## START Data section

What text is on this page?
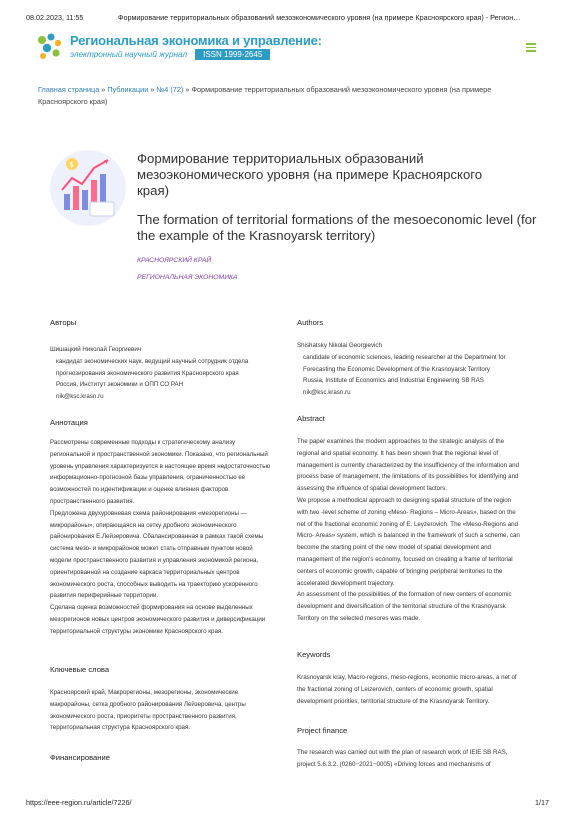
08.02.2023, 11:55	Формирование территориальных образований мезоэкономического уровня (на примере Красноярского края) - Регион…
Региональная экономика и управление:
электронный научный журнал	ISSN 1999-2645
Главная страница » Публикации » №4 (72) » Формирование территориальных образований мезоэкономического уровня (на примере Красноярского края)
$	Формирование территориальных образований мезоэкономического уровня (на примере Красноярского края)
The formation of territorial formations of the mesoeconomic level (for the example of the Krasnoyarsk territory)
КРАСНОЯРСКИЙ КРАЙ
РЕГИОНАЛЬНАЯ ЭКОНОМИКА
Авторы
Шишацкий Николай Георгиевич
кандидат экономических наук, ведущий научный сотрудник отдела
прогнозирования экономического развития Красноярского края
Россия, Институт экономики и ОПП СО РАН
nik@ksc.krasn.ru
Аннотация
Рассмотрены современные подходы к стратегическому анализу
региональной и пространственной экономики. Показано, что региональный
уровень управления характеризуется в настоящее время недостаточностью
информационно-прогнозной базы управления, ограниченностью её
возможностей по идентификации и оценке влияния факторов
пространственного развития.
Предложена двухуровневая схема районирования «мезорегионы —
микрорайоны», опирающаяся на сетку дробного экономического
районирования Е.Лейзеровича. Сбалансированная в рамках такой схемы
система мезо- и микрорайонов может стать отправным пунктом новой
модели пространственного развития и управления экономикой региона,
ориентированной на создание каркаса территориальных центров
экономического роста, способных выводить на траекторию ускоренного
развития периферийные территории.
Сделана оценка возможностей формирования на основе выделенных
мезорегионов новых центров экономического развития и диверсификации
территориальной структуры экономики Красноярского края.
Ключевые слова
Красноярский край, Макрорегионы, мезорегионы, экономические
макрорайоны, сетка дробного районирования Лейзеровича, центры
экономического роста, приоритеты пространственного развития,
территориальная структура Красноярского края.
Финансирование
Authors
Shishatsky Nikolai Georgievich
candidate of economic sciences, leading researcher at the Department for
Forecasting the Economic Development of the Krasnoyarsk Territory
Russia, Institute of Economics and Industrial Engineering SB RAS
nik@ksc.krasn.ru
Abstract
The paper examines the modern approaches to the strategic analysis of the
regional and spatial economy. It has been shown that the regional level of
management is currently characterized by the insufficiency of the information and
process base of management, the limitations of its possibilities for identifying and
assessing the influence of spatial development factors.
We propose a methodical approach to designing spatial structure of the region
with two -level scheme of zoning «Meso- Regions – Micro-Areas», based on the
net of the fractional economic zoning of E. Leyzerovich. The «Meso-Regions and
Micro- Areas» system, which is balanced in the framework of such a scheme, can
become the starting point of the new model of spatial development and
management of the region's economy, focused on creating a frame of territorial
centers of economic growth, capable of bringing peripheral territories to the
accelerated development trajectory.
An assessment of the possibilities of the formation of new centers of economic
development and diversification of the territorial structure of the Krasnoyarsk
Territory on the selected mesores was made.
Keywords
Krasnoyarsk kray, Macro-regions, meso-regions, economic micro-areas, a net of
the fractional zoning of Leizerovich, centers of economic growth, spatial
development priorities, territorial structure of the Krasnoyarsk Territory.
Project finance
The research was carried out with the plan of research work of IEIE SB RAS,
project 5.6.3.2. (0260−2021−0005) «Driving forces and mechanisms of
https://eee-region.ru/article/7226/	1/17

## END Data section

Task requirements: Gather each line of the records holding the string "spatial".

Finished exercise:
regional and spatial economy. It has been shown that the regional level of
assessing the influence of spatial development factors.
We propose a methodical approach to designing spatial structure of the region
become the starting point of the new model of spatial development and
the fractional zoning of Leizerovich, centers of economic growth, spatial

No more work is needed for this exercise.